▸ **GIVEN INFORMATION**:

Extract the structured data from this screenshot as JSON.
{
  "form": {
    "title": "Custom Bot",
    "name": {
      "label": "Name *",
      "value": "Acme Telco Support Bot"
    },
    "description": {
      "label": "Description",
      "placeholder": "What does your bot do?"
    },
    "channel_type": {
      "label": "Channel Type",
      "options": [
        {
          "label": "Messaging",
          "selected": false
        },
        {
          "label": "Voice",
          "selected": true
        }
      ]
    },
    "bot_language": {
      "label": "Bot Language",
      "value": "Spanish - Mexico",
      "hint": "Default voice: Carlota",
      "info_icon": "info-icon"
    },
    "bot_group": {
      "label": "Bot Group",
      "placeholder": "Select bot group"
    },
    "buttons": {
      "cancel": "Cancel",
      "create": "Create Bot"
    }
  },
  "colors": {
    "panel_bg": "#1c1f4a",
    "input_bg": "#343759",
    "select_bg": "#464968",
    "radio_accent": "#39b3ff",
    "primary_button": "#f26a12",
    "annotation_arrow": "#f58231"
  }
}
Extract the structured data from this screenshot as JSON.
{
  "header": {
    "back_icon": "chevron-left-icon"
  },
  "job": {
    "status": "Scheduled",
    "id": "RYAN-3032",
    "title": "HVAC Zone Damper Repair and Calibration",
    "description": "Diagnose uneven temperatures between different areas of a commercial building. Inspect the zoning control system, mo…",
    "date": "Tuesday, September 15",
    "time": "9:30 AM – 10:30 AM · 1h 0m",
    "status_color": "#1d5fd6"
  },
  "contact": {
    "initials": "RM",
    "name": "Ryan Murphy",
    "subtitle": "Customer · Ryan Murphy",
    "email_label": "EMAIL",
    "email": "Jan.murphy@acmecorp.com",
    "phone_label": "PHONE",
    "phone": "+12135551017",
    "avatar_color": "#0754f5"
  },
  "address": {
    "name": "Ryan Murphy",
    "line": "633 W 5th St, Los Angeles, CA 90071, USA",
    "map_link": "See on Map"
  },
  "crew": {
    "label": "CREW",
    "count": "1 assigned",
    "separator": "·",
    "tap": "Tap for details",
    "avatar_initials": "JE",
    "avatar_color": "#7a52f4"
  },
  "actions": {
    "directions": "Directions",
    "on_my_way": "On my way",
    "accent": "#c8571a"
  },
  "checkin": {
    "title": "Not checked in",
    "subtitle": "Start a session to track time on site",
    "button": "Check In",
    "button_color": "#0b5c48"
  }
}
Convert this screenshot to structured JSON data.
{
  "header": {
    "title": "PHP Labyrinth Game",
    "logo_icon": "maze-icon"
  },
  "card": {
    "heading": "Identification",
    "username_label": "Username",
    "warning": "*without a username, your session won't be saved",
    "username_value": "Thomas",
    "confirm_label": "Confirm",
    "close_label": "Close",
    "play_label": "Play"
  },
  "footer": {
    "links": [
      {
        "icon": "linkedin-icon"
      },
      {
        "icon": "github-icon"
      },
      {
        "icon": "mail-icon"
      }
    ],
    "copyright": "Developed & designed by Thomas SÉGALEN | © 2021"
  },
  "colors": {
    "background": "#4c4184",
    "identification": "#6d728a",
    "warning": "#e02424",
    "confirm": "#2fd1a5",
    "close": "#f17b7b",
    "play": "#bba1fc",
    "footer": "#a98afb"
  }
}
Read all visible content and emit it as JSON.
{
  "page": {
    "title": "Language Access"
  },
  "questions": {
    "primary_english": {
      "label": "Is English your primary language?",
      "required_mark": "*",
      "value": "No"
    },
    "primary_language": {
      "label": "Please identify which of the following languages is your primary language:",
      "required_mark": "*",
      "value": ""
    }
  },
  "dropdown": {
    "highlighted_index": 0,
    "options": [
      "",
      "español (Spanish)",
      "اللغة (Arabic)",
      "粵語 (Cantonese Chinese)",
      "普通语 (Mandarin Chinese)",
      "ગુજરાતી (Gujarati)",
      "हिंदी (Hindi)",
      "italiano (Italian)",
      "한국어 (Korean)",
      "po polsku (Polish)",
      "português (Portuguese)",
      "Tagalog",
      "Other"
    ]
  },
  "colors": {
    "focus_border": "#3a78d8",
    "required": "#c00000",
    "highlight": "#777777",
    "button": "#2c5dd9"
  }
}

▸ **INSTRUCTIONS FOR THE TASK**: Which lines hold the word "time"? Copy every one of them.

▸ **FULL OUTPUT**:
    "time": "9:30 AM – 10:30 AM · 1h 0m",
    "subtitle": "Start a session to track time on site",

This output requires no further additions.